# Ausgewählte Textstelle:
______
Milo ist verschwunden!

Hallo meine Lieben, hier ist eure Marlin. Ich bin völlig fertig. Ich hab mich jetzt zurück rauf gekämpft zu unserem Haus. Bin aber leider alleine da. Milo ist weg, er ist verschwunden. Aber alles der Reihe nach.

Dass wir es tatsächlich an Adamo vorbei ins Dorf schafften, habt ihr ja bereits mitbekommen. Dieser Plan funktionierte wirklich gut. Doch dann wurden unsere Erwartungen und Träume ziemlich schnell enttäuscht. So wunderbar hatten wir es uns schon ausgemalt, wie es unten im Ort sein würde. Wie wir uns die Bäuche mit Gyros vollschlagen und abends mit den Dorfkatzen um die Häuser ziehen würden.
______
# Arbeitsauftrag 1:
Übertragen Sie aus dem Text über Milos Verschwinden wortgetreu alles von „Hallo meine Lieben, hier“ bis hinunter zu „Häuser ziehen würden.“.
# Arbeitsauftrag 2:
Beantworten Sie die folgenden Fragen zum Text über Milos Verschwinden:
(a) Wohin hat sich Marlin zurückgekämpft?
(b) An wem vorbei haben sie es ins Dorf geschafft?
(c) Mit wem wollten sie abends um die Häuser ziehen?
# Arbeitsauftrag 3:
Führen Sie den Text über Milos Verschwinden im Anschluss an seinen letzten Satz weiter.
______
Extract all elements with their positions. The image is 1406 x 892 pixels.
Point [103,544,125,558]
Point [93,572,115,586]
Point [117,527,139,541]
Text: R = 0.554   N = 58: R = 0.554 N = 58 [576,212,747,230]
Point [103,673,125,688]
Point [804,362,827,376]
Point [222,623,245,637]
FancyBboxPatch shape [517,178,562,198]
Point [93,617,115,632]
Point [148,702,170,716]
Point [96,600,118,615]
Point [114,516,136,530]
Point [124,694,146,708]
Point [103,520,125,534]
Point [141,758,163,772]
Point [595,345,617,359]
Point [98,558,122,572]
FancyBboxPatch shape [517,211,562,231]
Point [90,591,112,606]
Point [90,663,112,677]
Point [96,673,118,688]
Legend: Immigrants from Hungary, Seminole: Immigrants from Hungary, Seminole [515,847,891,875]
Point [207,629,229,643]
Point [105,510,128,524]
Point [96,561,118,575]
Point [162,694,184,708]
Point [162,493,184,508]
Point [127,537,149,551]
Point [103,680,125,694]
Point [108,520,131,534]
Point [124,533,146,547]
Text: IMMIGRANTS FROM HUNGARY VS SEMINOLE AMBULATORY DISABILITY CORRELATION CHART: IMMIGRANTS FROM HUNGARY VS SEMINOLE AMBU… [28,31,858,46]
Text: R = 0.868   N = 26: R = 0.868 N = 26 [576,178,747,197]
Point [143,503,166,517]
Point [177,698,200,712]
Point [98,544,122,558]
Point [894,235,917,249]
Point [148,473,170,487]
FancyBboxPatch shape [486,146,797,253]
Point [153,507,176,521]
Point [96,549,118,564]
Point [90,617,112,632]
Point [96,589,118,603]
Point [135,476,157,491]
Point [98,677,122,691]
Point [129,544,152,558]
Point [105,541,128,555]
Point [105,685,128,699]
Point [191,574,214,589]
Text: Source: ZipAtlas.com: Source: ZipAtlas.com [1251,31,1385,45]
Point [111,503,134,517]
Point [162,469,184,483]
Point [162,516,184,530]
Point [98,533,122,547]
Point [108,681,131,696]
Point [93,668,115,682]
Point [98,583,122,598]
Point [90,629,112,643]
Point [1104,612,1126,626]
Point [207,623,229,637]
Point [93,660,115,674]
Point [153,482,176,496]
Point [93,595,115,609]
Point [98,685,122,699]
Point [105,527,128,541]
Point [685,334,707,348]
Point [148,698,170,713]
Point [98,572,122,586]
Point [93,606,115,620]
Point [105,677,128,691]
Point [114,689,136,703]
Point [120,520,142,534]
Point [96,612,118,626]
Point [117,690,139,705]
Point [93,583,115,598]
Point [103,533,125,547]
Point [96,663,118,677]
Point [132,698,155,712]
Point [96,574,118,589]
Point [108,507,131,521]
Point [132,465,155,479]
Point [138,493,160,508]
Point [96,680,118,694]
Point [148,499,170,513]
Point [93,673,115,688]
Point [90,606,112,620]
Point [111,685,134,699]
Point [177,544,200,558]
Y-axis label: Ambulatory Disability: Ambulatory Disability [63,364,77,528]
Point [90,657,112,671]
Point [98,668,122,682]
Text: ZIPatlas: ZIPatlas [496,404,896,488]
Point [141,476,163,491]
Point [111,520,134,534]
______
# Erwartete Antwort 1:
Hallo meine Lieben, hier ist eure Marlin. Ich bin völlig fertig. Ich hab mich jetzt zurück rauf gekämpft zu unserem Haus. Bin aber leider alleine da. Milo ist weg, er ist verschwunden. Aber alles der Reihe nach.

Dass wir es tatsächlich an Adamo vorbei ins Dorf schafften, habt ihr ja bereits mitbekommen. Dieser Plan funktionierte wirklich gut. Doch dann wurden unsere Erwartungen und Träume ziemlich schnell enttäuscht. So wunderbar hatten wir es uns schon ausgemalt, wie es unten im Ort sein würde. Wie wir uns die Bäuche mit Gyros vollschlagen und abends mit den Dorfkatzen um die Häuser ziehen würden.

# Erwartete Antwort 2:
(a) Zurück rauf zu ihrem Haus.
(b) An Adamo.
(c) Mit den Dorfkatzen.

# Erwartete Antwort 3:
Geplatzte Träume

Doch es kam völlig anders. Unten angelangt bemerkten wir gleich die Armut, mit der unsere Katzenkolleginnen und -kollegen im Dorf zu kämpfen haben. Es leben dort einfach viel zu viele Katzen, um alle satt zu bekommen. Statt Gourmetküche aus den Restaurants gibt es meist Reste aus den Mülleimern. Natürlich sitzen die Katzen in den Tavernen unter den Tischen und ja, die Menschen geben ihnen auch immer mal was von ihrem Essen ab. Aber aufgrund der großen Überzahl schauen halt die meisten dann doch durch die Pfoten. Und so bleibt ihnen nichts anderes übrig, als selbst für ihr Essen zu sorgen.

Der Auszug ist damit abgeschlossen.